[Items from a data source]
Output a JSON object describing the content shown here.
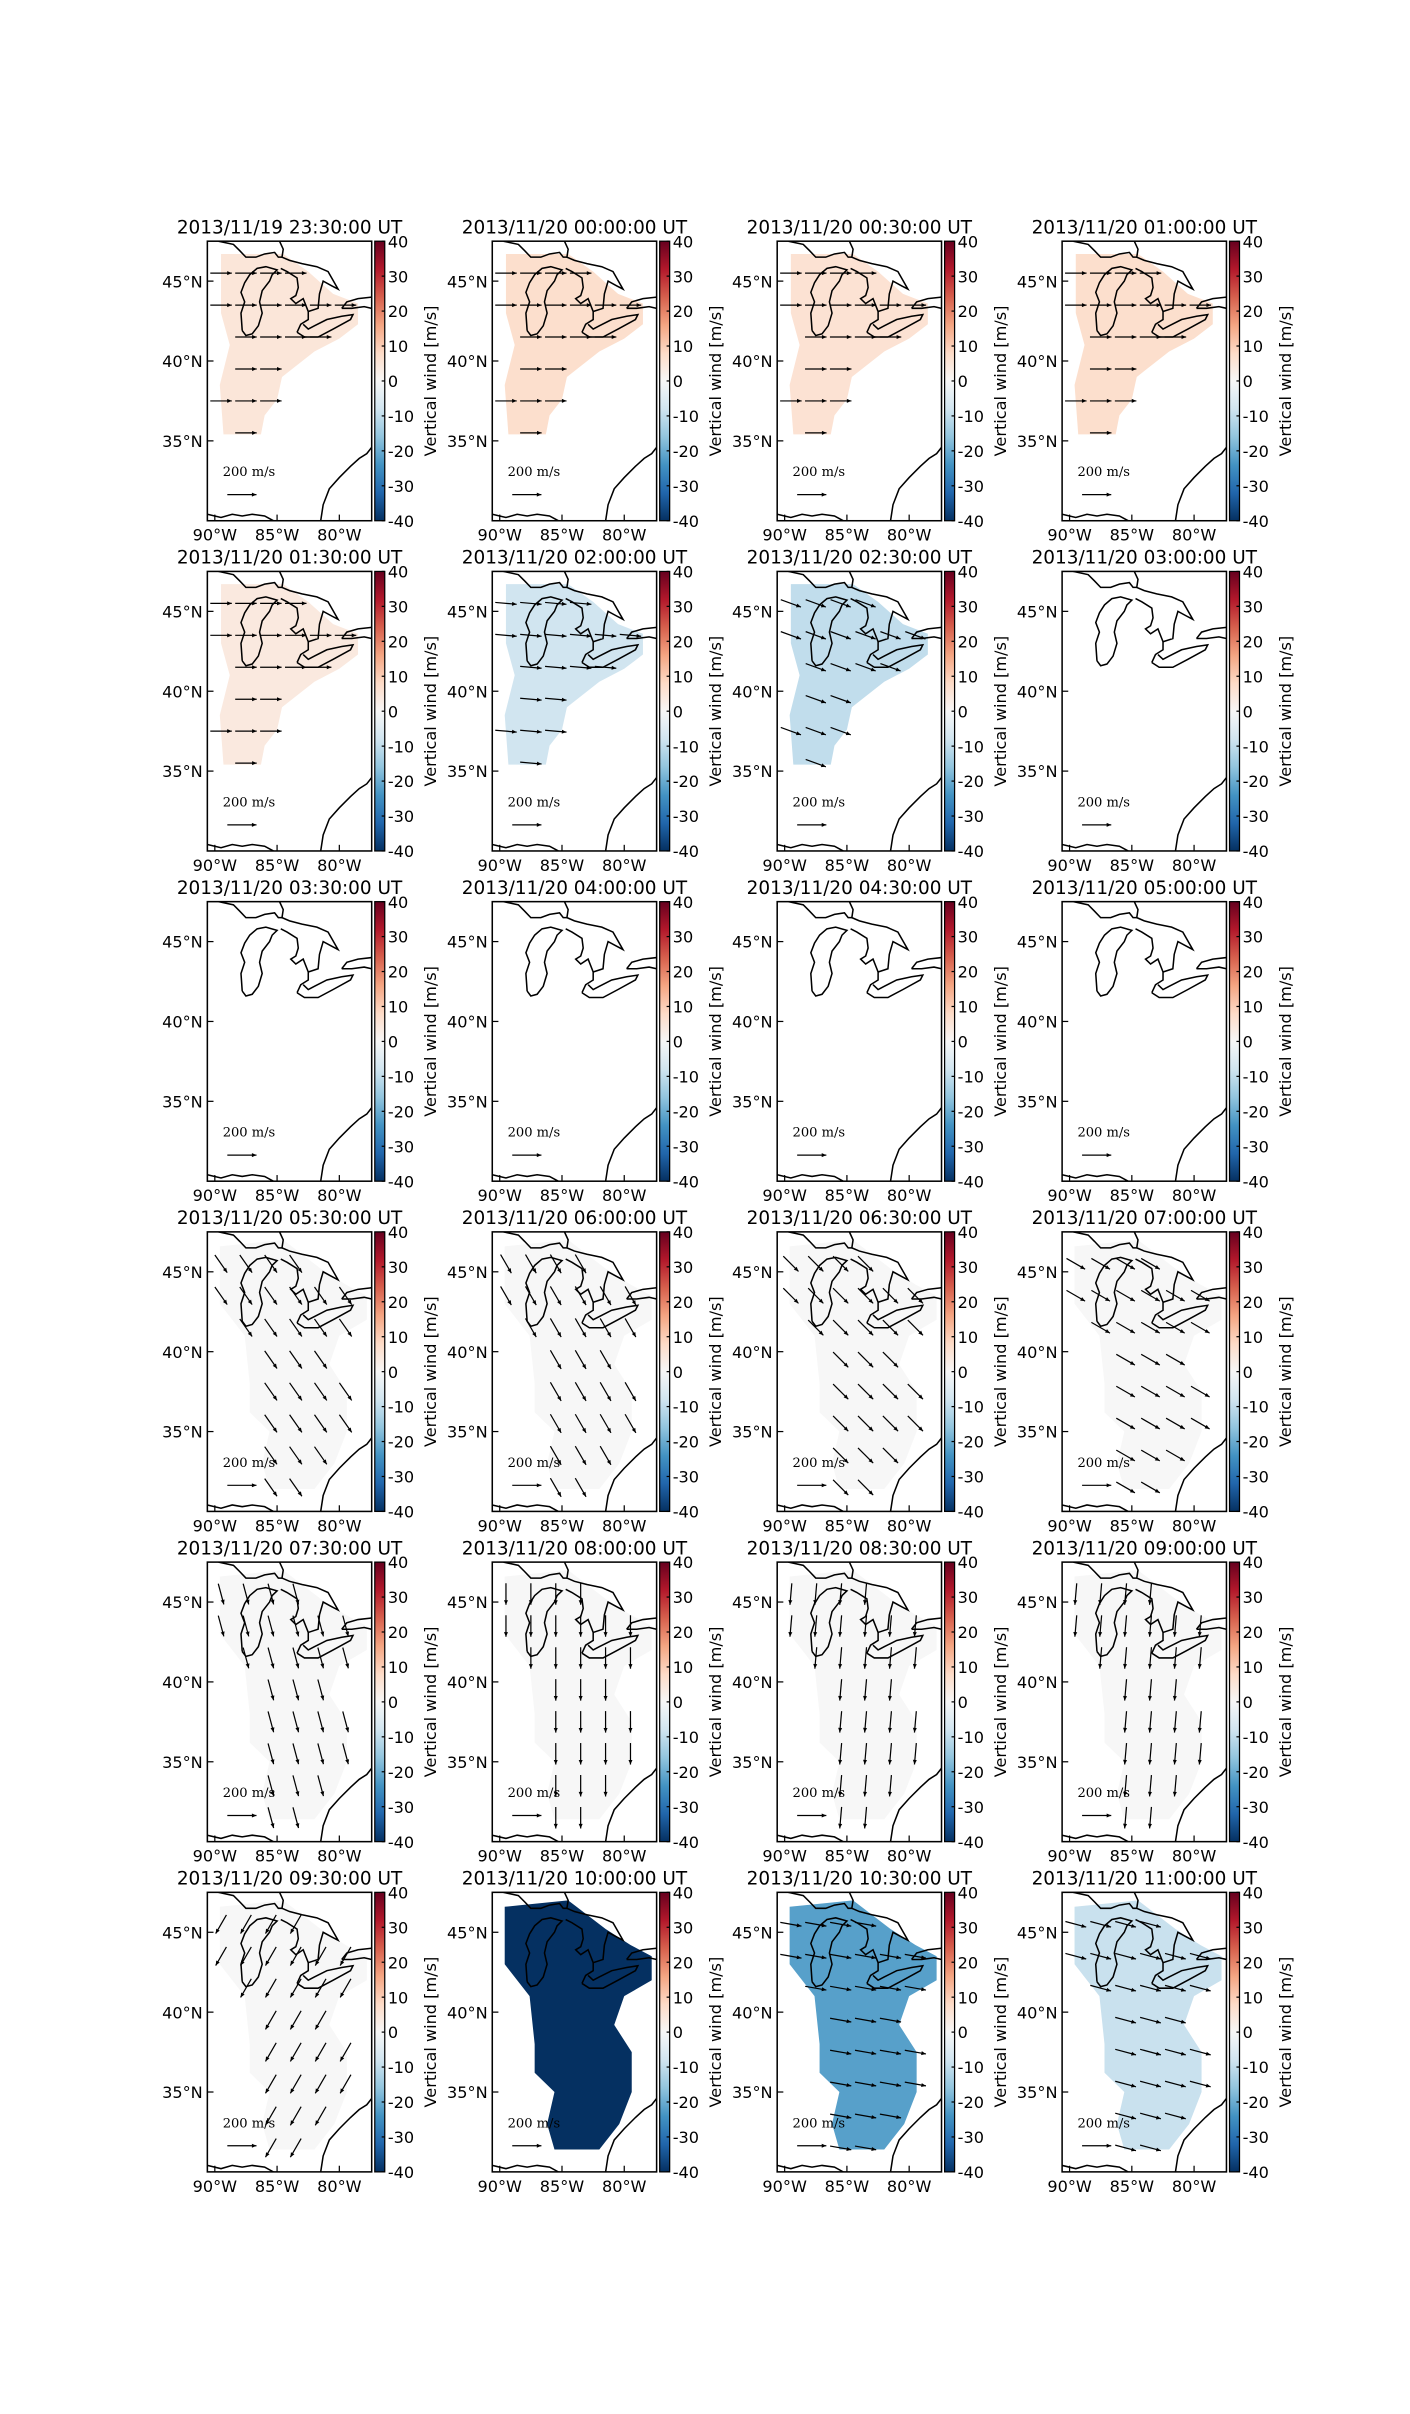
{
  "lon_range": [
    -90.6,
    -77.4
  ],
  "lat_range": [
    30,
    47.5
  ],
  "lon_ticks": [
    {
      "value": -90,
      "label": "90°W"
    },
    {
      "value": -85,
      "label": "85°W"
    },
    {
      "value": -80,
      "label": "80°W"
    }
  ],
  "lat_ticks": [
    {
      "value": 35,
      "label": "35°N"
    },
    {
      "value": 40,
      "label": "40°N"
    },
    {
      "value": 45,
      "label": "45°N"
    }
  ],
  "colorbar": {
    "label": "Vertical wind [m/s]",
    "range": [
      -40,
      40
    ],
    "ticks": [
      -40,
      -30,
      -20,
      -10,
      0,
      10,
      20,
      30,
      40
    ]
  },
  "arrow_key_label": "200 m/s",
  "panels": [
    {
      "title": "2013/11/19 23:30:00 UT",
      "vertical_wind": 5,
      "arrow_angle": 0
    },
    {
      "title": "2013/11/20 00:00:00 UT",
      "vertical_wind": 7,
      "arrow_angle": 0
    },
    {
      "title": "2013/11/20 00:30:00 UT",
      "vertical_wind": 6,
      "arrow_angle": 0
    },
    {
      "title": "2013/11/20 01:00:00 UT",
      "vertical_wind": 7,
      "arrow_angle": 0
    },
    {
      "title": "2013/11/20 01:30:00 UT",
      "vertical_wind": 4,
      "arrow_angle": 0
    },
    {
      "title": "2013/11/20 02:00:00 UT",
      "vertical_wind": -8,
      "arrow_angle": 5
    },
    {
      "title": "2013/11/20 02:30:00 UT",
      "vertical_wind": -10,
      "arrow_angle": 20
    },
    {
      "title": "2013/11/20 03:00:00 UT",
      "vertical_wind": null,
      "arrow_angle": null
    },
    {
      "title": "2013/11/20 03:30:00 UT",
      "vertical_wind": null,
      "arrow_angle": null
    },
    {
      "title": "2013/11/20 04:00:00 UT",
      "vertical_wind": null,
      "arrow_angle": null
    },
    {
      "title": "2013/11/20 04:30:00 UT",
      "vertical_wind": null,
      "arrow_angle": null
    },
    {
      "title": "2013/11/20 05:00:00 UT",
      "vertical_wind": null,
      "arrow_angle": null
    },
    {
      "title": "2013/11/20 05:30:00 UT",
      "vertical_wind": 0,
      "arrow_angle": 55
    },
    {
      "title": "2013/11/20 06:00:00 UT",
      "vertical_wind": 0,
      "arrow_angle": 60
    },
    {
      "title": "2013/11/20 06:30:00 UT",
      "vertical_wind": 0,
      "arrow_angle": 45
    },
    {
      "title": "2013/11/20 07:00:00 UT",
      "vertical_wind": 0,
      "arrow_angle": 30
    },
    {
      "title": "2013/11/20 07:30:00 UT",
      "vertical_wind": 0,
      "arrow_angle": 75
    },
    {
      "title": "2013/11/20 08:00:00 UT",
      "vertical_wind": 0,
      "arrow_angle": 90
    },
    {
      "title": "2013/11/20 08:30:00 UT",
      "vertical_wind": 0,
      "arrow_angle": 95
    },
    {
      "title": "2013/11/20 09:00:00 UT",
      "vertical_wind": 0,
      "arrow_angle": 95
    },
    {
      "title": "2013/11/20 09:30:00 UT",
      "vertical_wind": 0,
      "arrow_angle": 120
    },
    {
      "title": "2013/11/20 10:00:00 UT",
      "vertical_wind": -40,
      "arrow_angle": null
    },
    {
      "title": "2013/11/20 10:30:00 UT",
      "vertical_wind": -22,
      "arrow_angle": 10
    },
    {
      "title": "2013/11/20 11:00:00 UT",
      "vertical_wind": -9,
      "arrow_angle": 15
    }
  ]
}
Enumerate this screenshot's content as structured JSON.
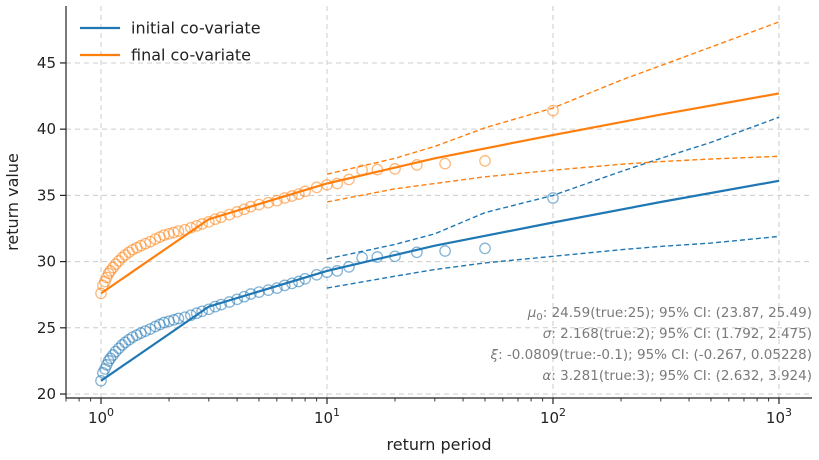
{
  "chart_data": {
    "type": "line",
    "xscale": "log",
    "xlabel": "return period",
    "ylabel": "return value",
    "xlim": [
      0.7,
      1400
    ],
    "ylim": [
      19.7,
      49.3
    ],
    "grid": true,
    "legend_position": "top-left",
    "x_ticks": [
      {
        "value": 1,
        "base": "10",
        "exp": "0"
      },
      {
        "value": 10,
        "base": "10",
        "exp": "1"
      },
      {
        "value": 100,
        "base": "10",
        "exp": "2"
      },
      {
        "value": 1000,
        "base": "10",
        "exp": "3"
      }
    ],
    "y_ticks": [
      20,
      25,
      30,
      35,
      40,
      45
    ],
    "series": [
      {
        "name": "initial co-variate",
        "color": "#1f77b4",
        "fit": {
          "x": [
            1,
            3,
            10,
            30,
            100,
            300,
            1000
          ],
          "y": [
            21.0,
            26.6,
            29.3,
            31.2,
            32.95,
            34.5,
            36.1
          ]
        },
        "upper_ci": {
          "x": [
            10,
            20,
            30,
            50,
            100,
            200,
            300,
            500,
            1000
          ],
          "y": [
            30.2,
            31.3,
            32.1,
            33.7,
            35.0,
            36.8,
            37.8,
            39.0,
            40.9
          ]
        },
        "lower_ci": {
          "x": [
            10,
            20,
            30,
            50,
            100,
            200,
            300,
            500,
            1000
          ],
          "y": [
            28.0,
            28.9,
            29.4,
            29.9,
            30.4,
            30.9,
            31.15,
            31.4,
            31.9
          ]
        },
        "empirical": {
          "x": [
            1.0,
            1.02,
            1.04,
            1.06,
            1.08,
            1.1,
            1.13,
            1.16,
            1.2,
            1.24,
            1.28,
            1.33,
            1.38,
            1.44,
            1.5,
            1.57,
            1.65,
            1.74,
            1.82,
            1.9,
            2.0,
            2.1,
            2.2,
            2.35,
            2.5,
            2.65,
            2.8,
            3.0,
            3.2,
            3.4,
            3.7,
            4.0,
            4.3,
            4.6,
            5.0,
            5.5,
            6.0,
            6.5,
            7.0,
            7.5,
            8.0,
            9.0,
            10.0,
            11.1,
            12.5,
            14.3,
            16.7,
            20.0,
            25.0,
            33.3,
            50.0,
            100.0
          ],
          "y": [
            21.0,
            21.6,
            21.9,
            22.2,
            22.5,
            22.7,
            22.95,
            23.2,
            23.45,
            23.7,
            23.9,
            24.1,
            24.3,
            24.45,
            24.6,
            24.75,
            24.9,
            25.1,
            25.25,
            25.4,
            25.5,
            25.6,
            25.7,
            25.8,
            25.95,
            26.1,
            26.25,
            26.4,
            26.6,
            26.75,
            26.95,
            27.15,
            27.35,
            27.55,
            27.7,
            27.85,
            28.0,
            28.2,
            28.35,
            28.5,
            28.7,
            29.0,
            29.2,
            29.3,
            29.6,
            30.3,
            30.35,
            30.4,
            30.7,
            30.8,
            31.0,
            34.8
          ]
        }
      },
      {
        "name": "final co-variate",
        "color": "#ff7f0e",
        "fit": {
          "x": [
            1,
            3,
            10,
            30,
            100,
            300,
            1000
          ],
          "y": [
            27.6,
            33.2,
            35.9,
            37.8,
            39.55,
            41.1,
            42.7
          ]
        },
        "upper_ci": {
          "x": [
            10,
            20,
            30,
            50,
            100,
            200,
            300,
            500,
            1000
          ],
          "y": [
            36.6,
            37.8,
            38.7,
            40.1,
            41.6,
            43.7,
            44.8,
            46.2,
            48.1
          ]
        },
        "lower_ci": {
          "x": [
            10,
            20,
            30,
            50,
            100,
            200,
            300,
            500,
            1000
          ],
          "y": [
            34.5,
            35.5,
            35.9,
            36.4,
            36.9,
            37.35,
            37.55,
            37.75,
            37.95
          ]
        },
        "empirical": {
          "x": [
            1.0,
            1.02,
            1.04,
            1.06,
            1.08,
            1.1,
            1.13,
            1.16,
            1.2,
            1.24,
            1.28,
            1.33,
            1.38,
            1.44,
            1.5,
            1.57,
            1.65,
            1.74,
            1.82,
            1.9,
            2.0,
            2.1,
            2.2,
            2.35,
            2.5,
            2.65,
            2.8,
            3.0,
            3.2,
            3.4,
            3.7,
            4.0,
            4.3,
            4.6,
            5.0,
            5.5,
            6.0,
            6.5,
            7.0,
            7.5,
            8.0,
            9.0,
            10.0,
            11.1,
            12.5,
            14.3,
            16.7,
            20.0,
            25.0,
            33.3,
            50.0,
            100.0
          ],
          "y": [
            27.6,
            28.2,
            28.5,
            28.8,
            29.1,
            29.3,
            29.55,
            29.8,
            30.05,
            30.3,
            30.5,
            30.7,
            30.9,
            31.05,
            31.2,
            31.35,
            31.5,
            31.7,
            31.85,
            32.0,
            32.1,
            32.2,
            32.3,
            32.4,
            32.55,
            32.7,
            32.85,
            33.0,
            33.2,
            33.35,
            33.55,
            33.75,
            33.95,
            34.15,
            34.3,
            34.45,
            34.6,
            34.8,
            34.95,
            35.1,
            35.3,
            35.6,
            35.8,
            35.9,
            36.2,
            36.9,
            36.95,
            37.0,
            37.3,
            37.4,
            37.6,
            41.4
          ]
        }
      }
    ],
    "annotations": [
      {
        "symbol": "μ",
        "subscript": "0",
        "text": ": 24.59(true:25); 95% CI: (23.87, 25.49)"
      },
      {
        "symbol": "σ",
        "subscript": "",
        "text": ": 2.168(true:2); 95% CI: (1.792, 2.475)"
      },
      {
        "symbol": "ξ",
        "subscript": "",
        "text": ": -0.0809(true:-0.1); 95% CI: (-0.267, 0.05228)"
      },
      {
        "symbol": "α",
        "subscript": "",
        "text": ": 3.281(true:3); 95% CI: (2.632, 3.924)"
      }
    ]
  }
}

> [JOB]:
Gather each line holding the string "name".

> [TASK RESPONSE]:
        "name": "initial co-variate",
        "name": "final co-variate",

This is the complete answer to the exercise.